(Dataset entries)
************

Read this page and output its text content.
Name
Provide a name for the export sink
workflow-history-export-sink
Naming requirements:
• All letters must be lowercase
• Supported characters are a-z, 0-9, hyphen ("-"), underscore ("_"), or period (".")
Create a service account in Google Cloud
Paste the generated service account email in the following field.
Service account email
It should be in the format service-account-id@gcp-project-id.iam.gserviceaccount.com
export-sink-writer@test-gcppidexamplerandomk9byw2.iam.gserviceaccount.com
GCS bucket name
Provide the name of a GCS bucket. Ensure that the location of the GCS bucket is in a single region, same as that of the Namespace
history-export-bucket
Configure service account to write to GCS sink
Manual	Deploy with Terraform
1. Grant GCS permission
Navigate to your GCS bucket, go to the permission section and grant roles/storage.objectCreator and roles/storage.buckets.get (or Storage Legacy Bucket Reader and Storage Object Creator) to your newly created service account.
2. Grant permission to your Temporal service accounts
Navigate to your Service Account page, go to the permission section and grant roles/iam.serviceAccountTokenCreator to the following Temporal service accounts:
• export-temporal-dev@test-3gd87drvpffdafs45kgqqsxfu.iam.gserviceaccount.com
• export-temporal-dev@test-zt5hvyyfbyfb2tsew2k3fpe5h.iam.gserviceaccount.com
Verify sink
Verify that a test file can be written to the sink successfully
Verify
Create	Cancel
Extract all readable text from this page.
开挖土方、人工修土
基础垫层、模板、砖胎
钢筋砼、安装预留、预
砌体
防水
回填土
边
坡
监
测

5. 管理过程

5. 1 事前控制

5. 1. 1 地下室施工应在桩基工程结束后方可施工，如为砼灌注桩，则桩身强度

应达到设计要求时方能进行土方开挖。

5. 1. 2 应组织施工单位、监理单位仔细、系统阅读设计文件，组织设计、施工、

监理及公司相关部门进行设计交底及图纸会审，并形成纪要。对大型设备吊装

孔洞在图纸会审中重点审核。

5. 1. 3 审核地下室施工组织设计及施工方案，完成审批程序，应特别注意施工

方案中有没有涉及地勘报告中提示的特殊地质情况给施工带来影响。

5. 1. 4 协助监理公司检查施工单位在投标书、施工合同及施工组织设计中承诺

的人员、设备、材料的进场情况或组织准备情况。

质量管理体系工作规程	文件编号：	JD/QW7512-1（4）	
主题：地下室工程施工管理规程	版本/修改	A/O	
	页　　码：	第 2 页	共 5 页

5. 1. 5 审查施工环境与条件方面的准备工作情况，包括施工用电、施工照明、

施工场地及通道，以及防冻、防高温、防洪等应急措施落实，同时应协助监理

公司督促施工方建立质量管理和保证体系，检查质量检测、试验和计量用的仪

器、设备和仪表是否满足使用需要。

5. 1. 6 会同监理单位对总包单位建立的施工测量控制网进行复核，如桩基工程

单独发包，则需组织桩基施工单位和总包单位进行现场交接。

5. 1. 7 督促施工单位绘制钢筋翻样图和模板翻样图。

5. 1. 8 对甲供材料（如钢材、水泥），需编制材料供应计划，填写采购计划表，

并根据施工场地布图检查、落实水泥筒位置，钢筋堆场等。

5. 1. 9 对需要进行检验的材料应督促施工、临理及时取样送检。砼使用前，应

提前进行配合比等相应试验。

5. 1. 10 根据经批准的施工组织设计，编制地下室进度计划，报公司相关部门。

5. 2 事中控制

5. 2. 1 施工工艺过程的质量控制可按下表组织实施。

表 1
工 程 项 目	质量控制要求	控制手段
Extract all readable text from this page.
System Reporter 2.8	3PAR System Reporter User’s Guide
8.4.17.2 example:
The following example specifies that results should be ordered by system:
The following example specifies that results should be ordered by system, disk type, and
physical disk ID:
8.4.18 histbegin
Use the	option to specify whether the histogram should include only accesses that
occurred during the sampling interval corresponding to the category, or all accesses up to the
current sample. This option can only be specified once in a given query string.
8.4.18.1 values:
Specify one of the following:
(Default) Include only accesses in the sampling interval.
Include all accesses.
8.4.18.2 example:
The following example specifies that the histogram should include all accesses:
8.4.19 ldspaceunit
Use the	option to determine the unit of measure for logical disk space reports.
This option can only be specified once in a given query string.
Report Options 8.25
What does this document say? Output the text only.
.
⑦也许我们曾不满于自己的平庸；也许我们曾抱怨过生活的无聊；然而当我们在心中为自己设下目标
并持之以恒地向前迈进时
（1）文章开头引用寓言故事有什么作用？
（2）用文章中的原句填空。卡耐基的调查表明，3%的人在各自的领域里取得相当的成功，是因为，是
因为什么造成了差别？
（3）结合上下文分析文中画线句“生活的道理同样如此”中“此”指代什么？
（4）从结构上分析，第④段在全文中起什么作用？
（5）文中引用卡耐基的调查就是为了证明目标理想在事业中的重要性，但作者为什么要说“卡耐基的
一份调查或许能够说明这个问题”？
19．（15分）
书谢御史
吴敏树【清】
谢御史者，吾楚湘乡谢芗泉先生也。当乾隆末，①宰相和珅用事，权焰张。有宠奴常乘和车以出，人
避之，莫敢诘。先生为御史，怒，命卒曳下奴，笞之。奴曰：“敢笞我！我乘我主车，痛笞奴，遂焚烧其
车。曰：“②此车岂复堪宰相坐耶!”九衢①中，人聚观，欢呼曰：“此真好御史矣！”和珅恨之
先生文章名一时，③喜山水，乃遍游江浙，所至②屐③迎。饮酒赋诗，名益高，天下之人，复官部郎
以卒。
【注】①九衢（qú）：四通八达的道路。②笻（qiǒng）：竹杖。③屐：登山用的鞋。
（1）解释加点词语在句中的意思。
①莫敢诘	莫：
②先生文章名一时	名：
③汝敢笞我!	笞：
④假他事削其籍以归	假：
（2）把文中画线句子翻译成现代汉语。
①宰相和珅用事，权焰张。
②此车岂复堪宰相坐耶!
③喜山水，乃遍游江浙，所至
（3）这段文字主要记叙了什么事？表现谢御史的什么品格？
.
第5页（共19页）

************

THE EXERCISE.
Scan the data above and copy every line with "accesses" in it.

EXPECTED ANSWER.
Use the	option to specify whether the histogram should include only accesses that
occurred during the sampling interval corresponding to the category, or all accesses up to the
(Default) Include only accesses in the sampling interval.
Include all accesses.
The following example specifies that the histogram should include all accesses:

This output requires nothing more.